Exercise prompt
Nothing in the data should change when you return it, but leave the pictures out.

Records shown
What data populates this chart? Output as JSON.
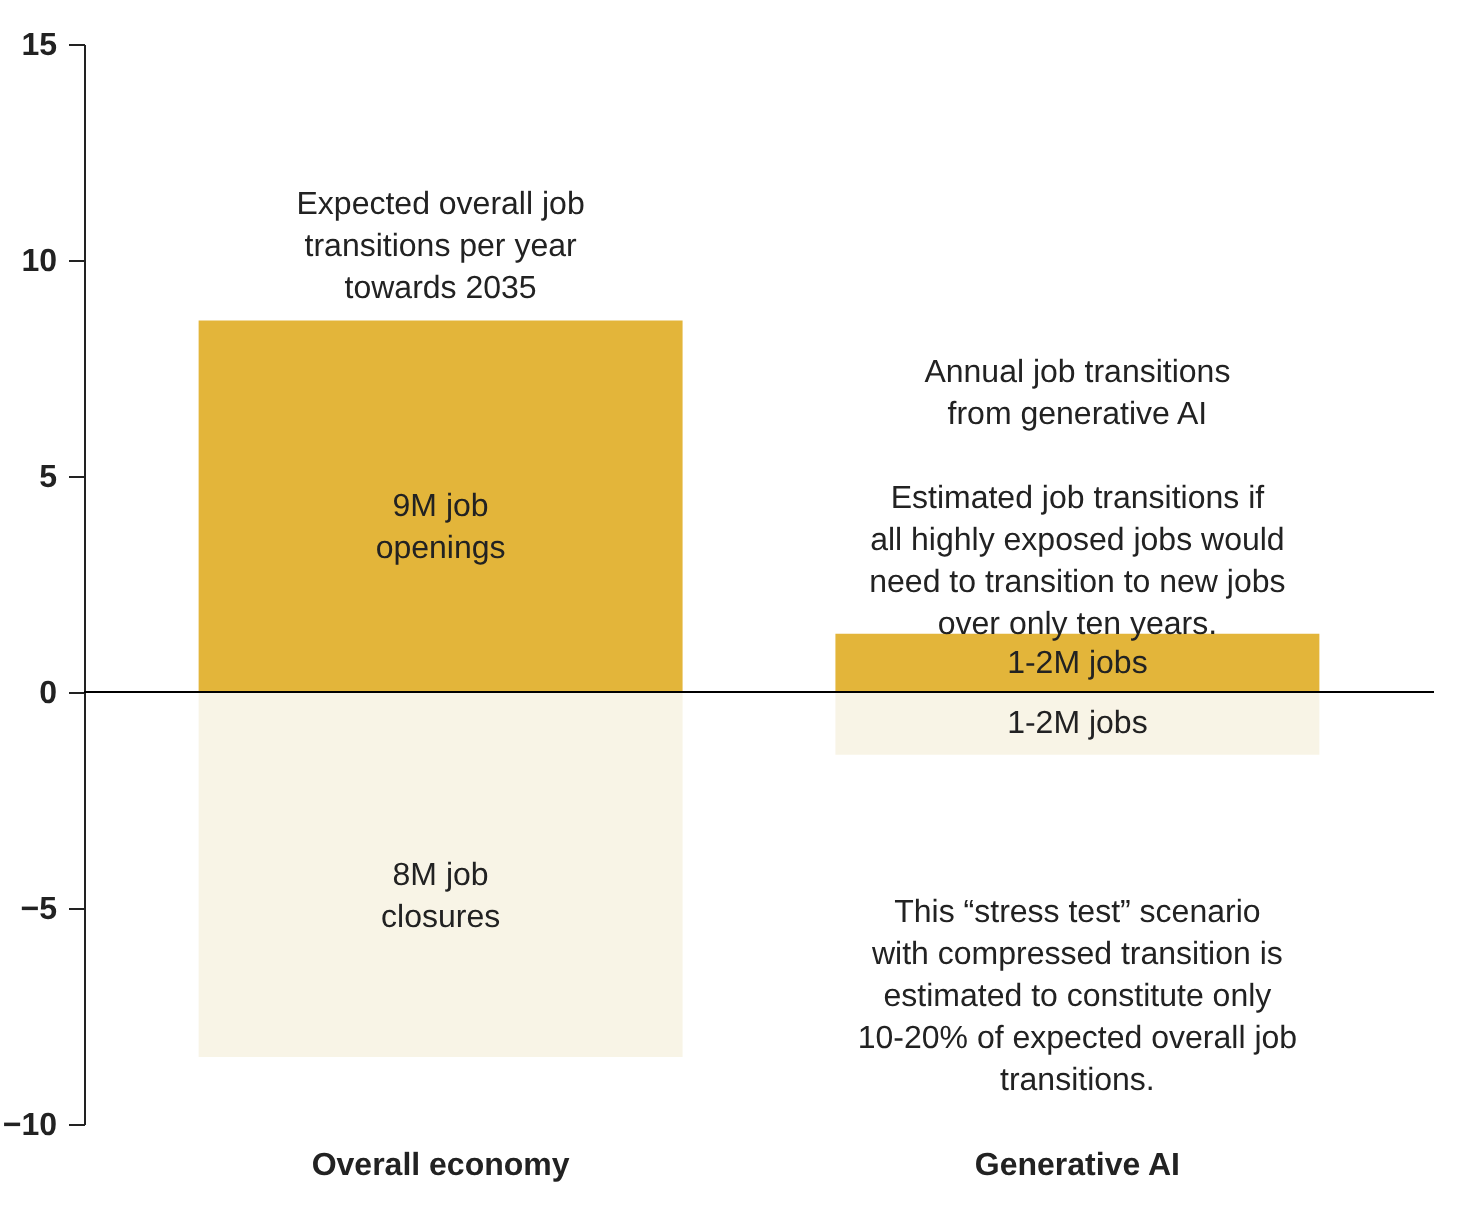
{
  "chart_data": {
    "type": "bar",
    "stacked": true,
    "categories": [
      "Overall economy",
      "Generative AI"
    ],
    "series": [
      {
        "color": "#e3b53a",
        "values": [
          8.6,
          1.35
        ]
      },
      {
        "color": "#f8f4e6",
        "values": [
          -8.45,
          -1.45
        ]
      }
    ],
    "ylim": [
      -10,
      15
    ],
    "yticks": [
      -10,
      -5,
      0,
      5,
      10,
      15
    ],
    "grid": false,
    "ref_lines": [
      {
        "axis": "y",
        "value": 0,
        "color": "#000000"
      }
    ],
    "annotations": [
      "Expected overall job transitions per year towards 2035",
      "Annual job transitions from generative AI",
      "Estimated job transitions if all highly exposed jobs would need to transition to new jobs over only ten years.",
      "This “stress test” scenario with compressed transition is estimated to constitute only 10-20% of expected overall job transitions.",
      "9M job openings",
      "1-2M jobs",
      "8M job closures",
      "1-2M jobs"
    ]
  }
}
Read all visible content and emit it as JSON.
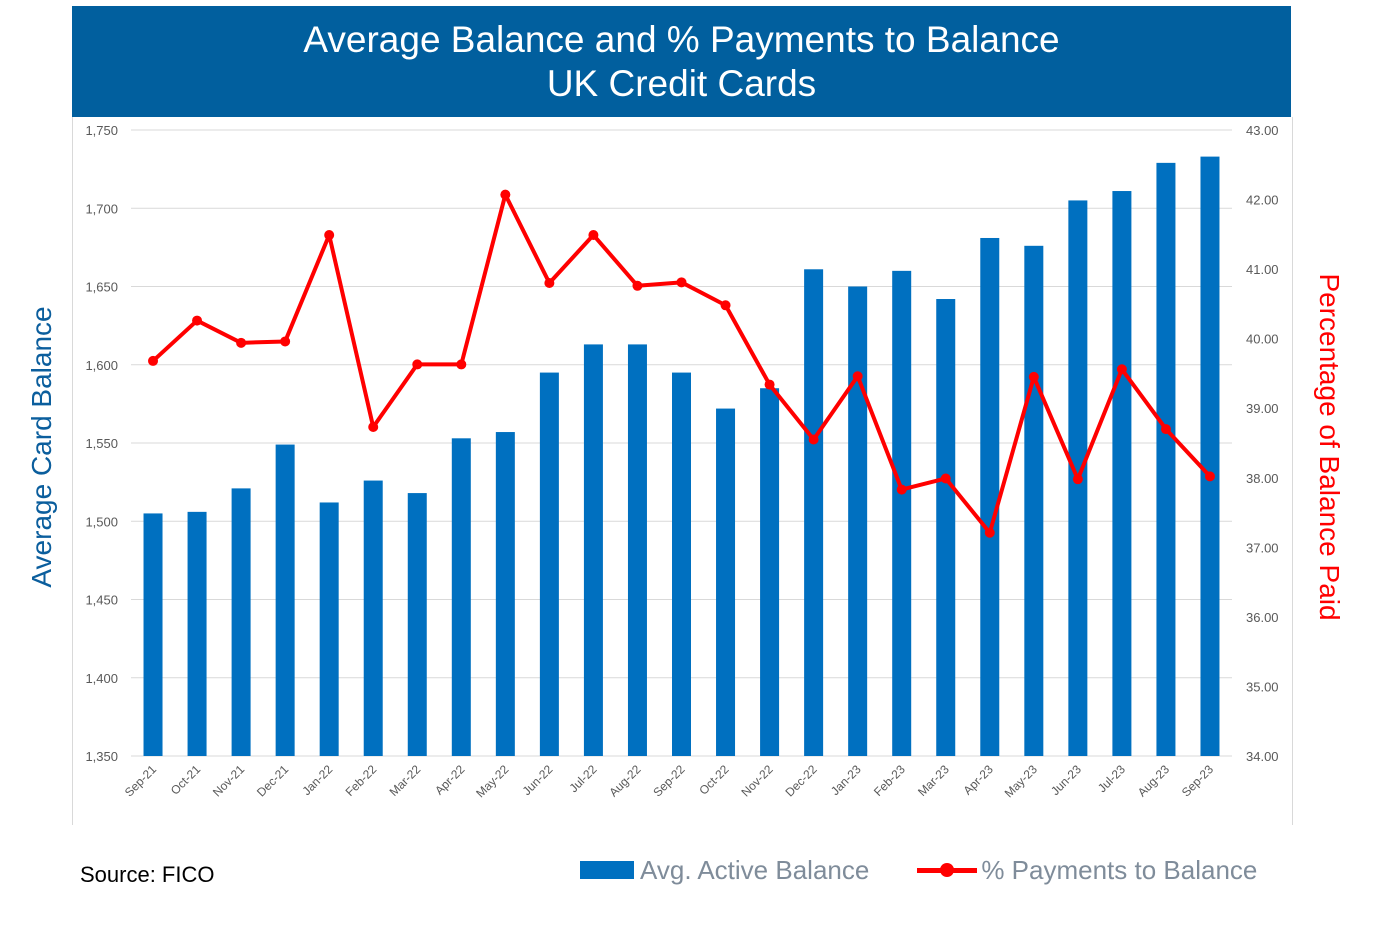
{
  "title": {
    "line1": "Average Balance and % Payments to Balance",
    "line2": "UK Credit Cards"
  },
  "source": "Source: FICO",
  "colors": {
    "banner": "#015f9e",
    "bar": "#0070c0",
    "line": "#ff0000",
    "left_axis_title": "#0b5e9d",
    "right_axis_title": "#ff0000"
  },
  "chart_data": {
    "type": "bar",
    "ylabel": "Average Card Balance",
    "y2label": "Percentage of Balance Paid",
    "ylim": [
      1350,
      1750
    ],
    "y2lim": [
      34,
      43
    ],
    "yticks": [
      "1,350",
      "1,400",
      "1,450",
      "1,500",
      "1,550",
      "1,600",
      "1,650",
      "1,700",
      "1,750"
    ],
    "y2ticks": [
      "34.00",
      "35.00",
      "36.00",
      "37.00",
      "38.00",
      "39.00",
      "40.00",
      "41.00",
      "42.00",
      "43.00"
    ],
    "grid": true,
    "legend_position": "bottom-right",
    "categories": [
      "Sep-21",
      "Oct-21",
      "Nov-21",
      "Dec-21",
      "Jan-22",
      "Feb-22",
      "Mar-22",
      "Apr-22",
      "May-22",
      "Jun-22",
      "Jul-22",
      "Aug-22",
      "Sep-22",
      "Oct-22",
      "Nov-22",
      "Dec-22",
      "Jan-23",
      "Feb-23",
      "Mar-23",
      "Apr-23",
      "May-23",
      "Jun-23",
      "Jul-23",
      "Aug-23",
      "Sep-23"
    ],
    "series": [
      {
        "name": "Avg. Active Balance",
        "type": "bar",
        "axis": "left",
        "values": [
          1505,
          1506,
          1521,
          1549,
          1512,
          1526,
          1518,
          1553,
          1557,
          1595,
          1613,
          1613,
          1595,
          1572,
          1585,
          1661,
          1650,
          1660,
          1642,
          1681,
          1676,
          1705,
          1711,
          1729,
          1733
        ]
      },
      {
        "name": "% Payments to Balance",
        "type": "line",
        "axis": "right",
        "values": [
          39.68,
          40.26,
          39.94,
          39.96,
          41.49,
          38.73,
          39.63,
          39.63,
          42.07,
          40.8,
          41.49,
          40.76,
          40.81,
          40.48,
          39.34,
          38.55,
          39.46,
          37.83,
          37.99,
          37.21,
          39.45,
          37.98,
          39.56,
          38.7,
          38.02
        ]
      }
    ]
  }
}
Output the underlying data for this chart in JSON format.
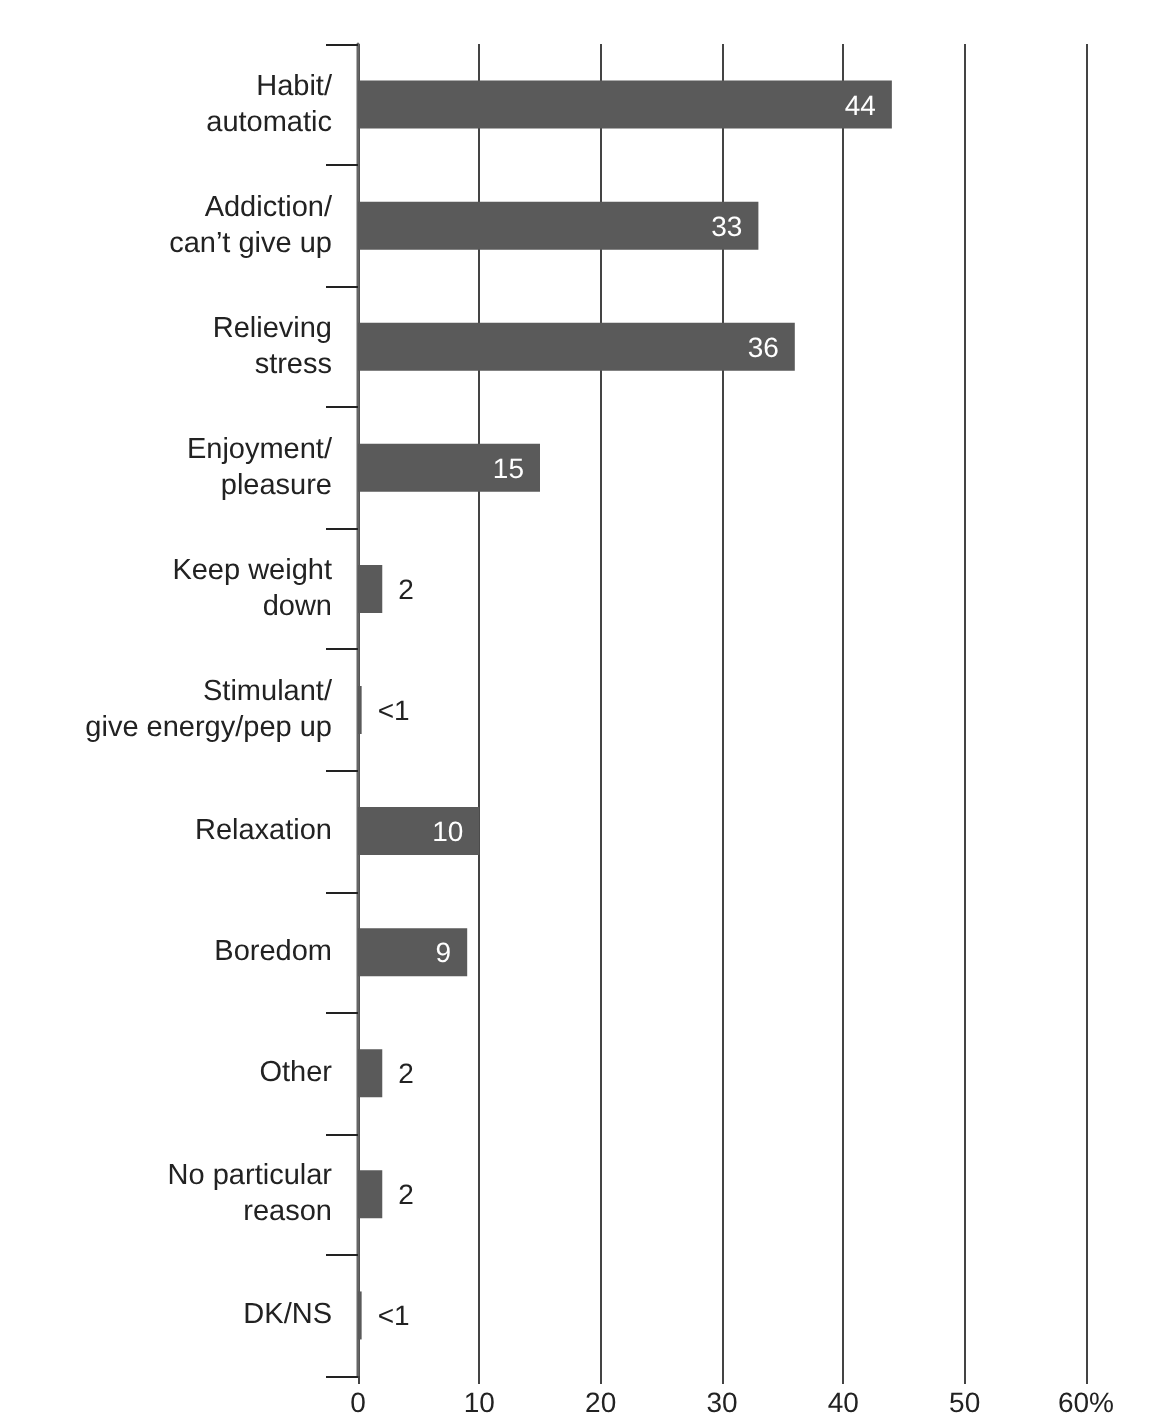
{
  "chart_data": {
    "type": "bar",
    "orientation": "horizontal",
    "categories": [
      "Habit/\nautomatic",
      "Addiction/\ncan’t give up",
      "Relieving\nstress",
      "Enjoyment/\npleasure",
      "Keep weight\ndown",
      "Stimulant/\ngive energy/pep up",
      "Relaxation",
      "Boredom",
      "Other",
      "No particular\nreason",
      "DK/NS"
    ],
    "values": [
      44,
      33,
      36,
      15,
      2,
      0.3,
      10,
      9,
      2,
      2,
      0.3
    ],
    "value_labels": [
      "44",
      "33",
      "36",
      "15",
      "2",
      "<1",
      "10",
      "9",
      "2",
      "2",
      "<1"
    ],
    "color": "#5a5a5a",
    "xlim": [
      0,
      60
    ],
    "xticks": [
      0,
      10,
      20,
      30,
      40,
      50,
      {
        "value": 60,
        "label": "60%"
      }
    ],
    "grid": "x"
  }
}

The result
What data populates this chart? Output as JSON.
{
  "chart_data": {
    "type": "bar",
    "stacked": true,
    "categories": [
      "Overall economy",
      "Generative AI"
    ],
    "series": [
      {
        "color": "#e3b53a",
        "values": [
          8.6,
          1.35
        ]
      },
      {
        "color": "#f8f4e6",
        "values": [
          -8.45,
          -1.45
        ]
      }
    ],
    "ylim": [
      -10,
      15
    ],
    "yticks": [
      -10,
      -5,
      0,
      5,
      10,
      15
    ],
    "grid": false,
    "ref_lines": [
      {
        "axis": "y",
        "value": 0,
        "color": "#000000"
      }
    ],
    "annotations": [
      "Expected overall job transitions per year towards 2035",
      "Annual job transitions from generative AI",
      "Estimated job transitions if all highly exposed jobs would need to transition to new jobs over only ten years.",
      "This “stress test” scenario with compressed transition is estimated to constitute only 10-20% of expected overall job transitions.",
      "9M job openings",
      "1-2M jobs",
      "8M job closures",
      "1-2M jobs"
    ]
  }
}
Read all visible content and emit it as JSON.
{
  "title": {
    "line1": "Average Balance and % Payments to Balance",
    "line2": "UK Credit Cards"
  },
  "source": "Source: FICO",
  "colors": {
    "banner": "#015f9e",
    "bar": "#0070c0",
    "line": "#ff0000",
    "left_axis_title": "#0b5e9d",
    "right_axis_title": "#ff0000"
  },
  "chart_data": {
    "type": "bar",
    "ylabel": "Average Card Balance",
    "y2label": "Percentage of Balance Paid",
    "ylim": [
      1350,
      1750
    ],
    "y2lim": [
      34,
      43
    ],
    "yticks": [
      "1,350",
      "1,400",
      "1,450",
      "1,500",
      "1,550",
      "1,600",
      "1,650",
      "1,700",
      "1,750"
    ],
    "y2ticks": [
      "34.00",
      "35.00",
      "36.00",
      "37.00",
      "38.00",
      "39.00",
      "40.00",
      "41.00",
      "42.00",
      "43.00"
    ],
    "grid": true,
    "legend_position": "bottom-right",
    "categories": [
      "Sep-21",
      "Oct-21",
      "Nov-21",
      "Dec-21",
      "Jan-22",
      "Feb-22",
      "Mar-22",
      "Apr-22",
      "May-22",
      "Jun-22",
      "Jul-22",
      "Aug-22",
      "Sep-22",
      "Oct-22",
      "Nov-22",
      "Dec-22",
      "Jan-23",
      "Feb-23",
      "Mar-23",
      "Apr-23",
      "May-23",
      "Jun-23",
      "Jul-23",
      "Aug-23",
      "Sep-23"
    ],
    "series": [
      {
        "name": "Avg. Active Balance",
        "type": "bar",
        "axis": "left",
        "values": [
          1505,
          1506,
          1521,
          1549,
          1512,
          1526,
          1518,
          1553,
          1557,
          1595,
          1613,
          1613,
          1595,
          1572,
          1585,
          1661,
          1650,
          1660,
          1642,
          1681,
          1676,
          1705,
          1711,
          1729,
          1733
        ]
      },
      {
        "name": "% Payments to Balance",
        "type": "line",
        "axis": "right",
        "values": [
          39.68,
          40.26,
          39.94,
          39.96,
          41.49,
          38.73,
          39.63,
          39.63,
          42.07,
          40.8,
          41.49,
          40.76,
          40.81,
          40.48,
          39.34,
          38.55,
          39.46,
          37.83,
          37.99,
          37.21,
          39.45,
          37.98,
          39.56,
          38.7,
          38.02
        ]
      }
    ]
  }
}
Output the underlying data for this chart in JSON format.
{
  "chart_data": {
    "type": "bar",
    "orientation": "horizontal",
    "categories": [
      "Habit/\nautomatic",
      "Addiction/\ncan’t give up",
      "Relieving\nstress",
      "Enjoyment/\npleasure",
      "Keep weight\ndown",
      "Stimulant/\ngive energy/pep up",
      "Relaxation",
      "Boredom",
      "Other",
      "No particular\nreason",
      "DK/NS"
    ],
    "values": [
      44,
      33,
      36,
      15,
      2,
      0.3,
      10,
      9,
      2,
      2,
      0.3
    ],
    "value_labels": [
      "44",
      "33",
      "36",
      "15",
      "2",
      "<1",
      "10",
      "9",
      "2",
      "2",
      "<1"
    ],
    "color": "#5a5a5a",
    "xlim": [
      0,
      60
    ],
    "xticks": [
      0,
      10,
      20,
      30,
      40,
      50,
      {
        "value": 60,
        "label": "60%"
      }
    ],
    "grid": "x"
  }
}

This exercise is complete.